Transcribe each line of the material as it is, and drop any picture.

* START *

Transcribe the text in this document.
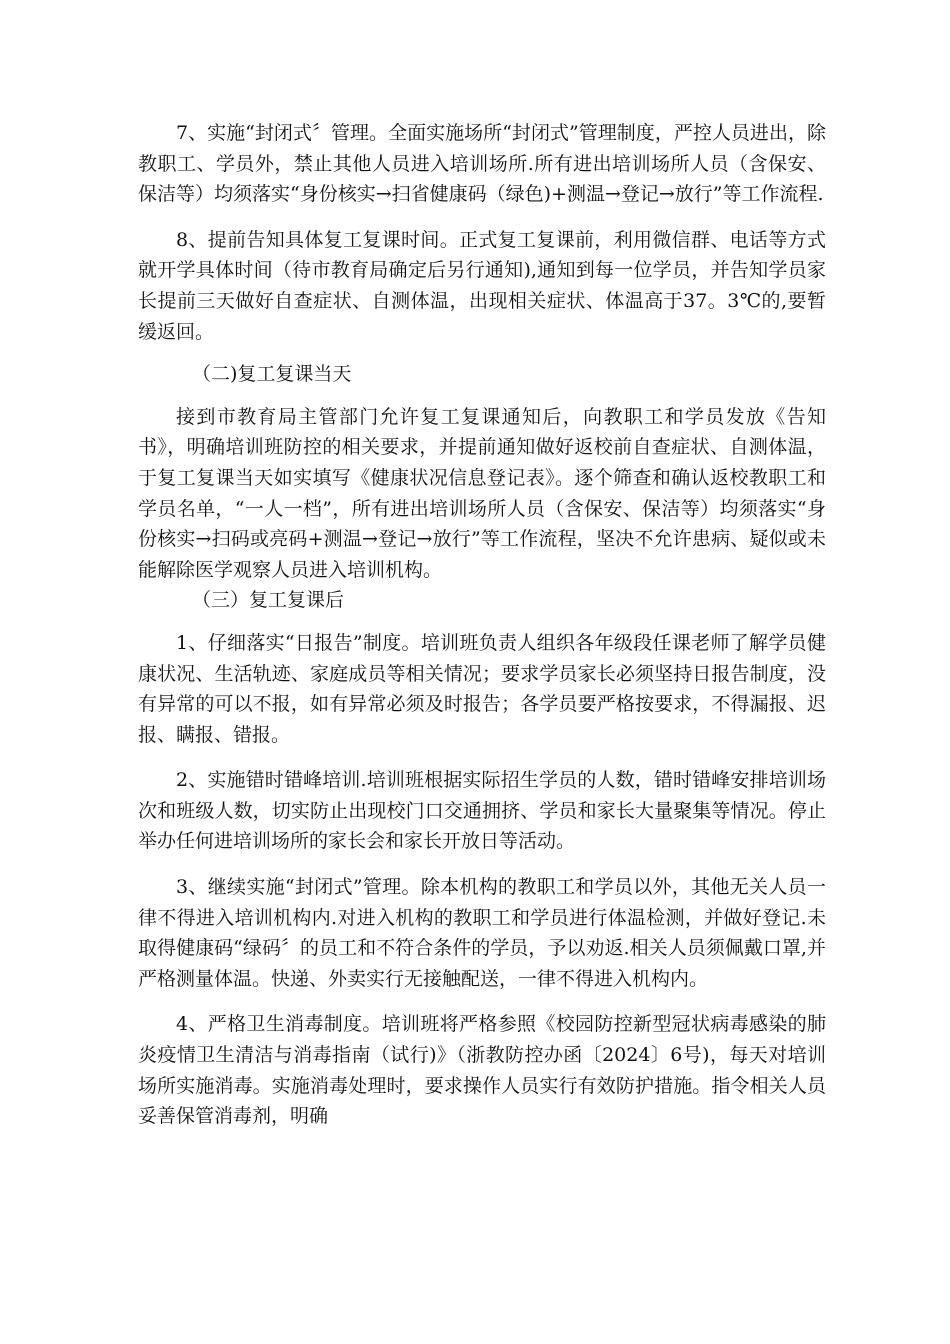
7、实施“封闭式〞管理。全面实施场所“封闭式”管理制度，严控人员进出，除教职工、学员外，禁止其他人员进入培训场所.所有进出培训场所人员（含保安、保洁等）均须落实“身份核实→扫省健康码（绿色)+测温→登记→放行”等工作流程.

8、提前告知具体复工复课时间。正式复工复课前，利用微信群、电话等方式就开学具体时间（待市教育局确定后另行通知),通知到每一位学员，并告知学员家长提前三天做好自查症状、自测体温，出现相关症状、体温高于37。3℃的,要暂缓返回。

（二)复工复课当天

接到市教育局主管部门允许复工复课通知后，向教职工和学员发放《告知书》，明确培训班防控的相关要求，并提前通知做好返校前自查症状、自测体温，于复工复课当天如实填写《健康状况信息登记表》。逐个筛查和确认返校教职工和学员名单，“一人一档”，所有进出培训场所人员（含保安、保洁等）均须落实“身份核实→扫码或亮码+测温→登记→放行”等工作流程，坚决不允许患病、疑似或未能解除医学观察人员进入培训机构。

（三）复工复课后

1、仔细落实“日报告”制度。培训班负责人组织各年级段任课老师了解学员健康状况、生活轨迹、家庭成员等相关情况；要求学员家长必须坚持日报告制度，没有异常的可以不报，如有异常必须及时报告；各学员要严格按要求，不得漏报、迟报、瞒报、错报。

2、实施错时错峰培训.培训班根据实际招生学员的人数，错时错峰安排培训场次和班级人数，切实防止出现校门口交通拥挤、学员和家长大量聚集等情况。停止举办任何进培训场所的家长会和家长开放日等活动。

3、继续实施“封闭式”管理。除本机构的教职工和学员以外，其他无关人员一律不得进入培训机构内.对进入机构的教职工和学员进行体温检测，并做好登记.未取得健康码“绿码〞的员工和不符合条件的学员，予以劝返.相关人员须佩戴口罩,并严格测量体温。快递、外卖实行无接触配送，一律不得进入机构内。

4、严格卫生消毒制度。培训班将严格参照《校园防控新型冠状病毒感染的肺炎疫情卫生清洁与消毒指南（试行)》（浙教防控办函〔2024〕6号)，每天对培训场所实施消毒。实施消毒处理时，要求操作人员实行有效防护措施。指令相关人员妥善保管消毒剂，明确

* END *

The result:
Transcribe the text in this document.
7、实施“封闭式〞管理。全面实施场所“封闭式”管理制度，严控人员进出，除教职工、学员外，禁止其他人员进入培训场所.所有进出培训场所人员（含保安、保洁等）均须落实“身份核实→扫省健康码（绿色)+测温→登记→放行”等工作流程.

8、提前告知具体复工复课时间。正式复工复课前，利用微信群、电话等方式就开学具体时间（待市教育局确定后另行通知),通知到每一位学员，并告知学员家长提前三天做好自查症状、自测体温，出现相关症状、体温高于37。3℃的,要暂缓返回。

（二)复工复课当天

接到市教育局主管部门允许复工复课通知后，向教职工和学员发放《告知书》，明确培训班防控的相关要求，并提前通知做好返校前自查症状、自测体温，于复工复课当天如实填写《健康状况信息登记表》。逐个筛查和确认返校教职工和学员名单，“一人一档”，所有进出培训场所人员（含保安、保洁等）均须落实“身份核实→扫码或亮码+测温→登记→放行”等工作流程，坚决不允许患病、疑似或未能解除医学观察人员进入培训机构。

（三）复工复课后

1、仔细落实“日报告”制度。培训班负责人组织各年级段任课老师了解学员健康状况、生活轨迹、家庭成员等相关情况；要求学员家长必须坚持日报告制度，没有异常的可以不报，如有异常必须及时报告；各学员要严格按要求，不得漏报、迟报、瞒报、错报。

2、实施错时错峰培训.培训班根据实际招生学员的人数，错时错峰安排培训场次和班级人数，切实防止出现校门口交通拥挤、学员和家长大量聚集等情况。停止举办任何进培训场所的家长会和家长开放日等活动。

3、继续实施“封闭式”管理。除本机构的教职工和学员以外，其他无关人员一律不得进入培训机构内.对进入机构的教职工和学员进行体温检测，并做好登记.未取得健康码“绿码〞的员工和不符合条件的学员，予以劝返.相关人员须佩戴口罩,并严格测量体温。快递、外卖实行无接触配送，一律不得进入机构内。

4、严格卫生消毒制度。培训班将严格参照《校园防控新型冠状病毒感染的肺炎疫情卫生清洁与消毒指南（试行)》（浙教防控办函〔2024〕6号)，每天对培训场所实施消毒。实施消毒处理时，要求操作人员实行有效防护措施。指令相关人员妥善保管消毒剂，明确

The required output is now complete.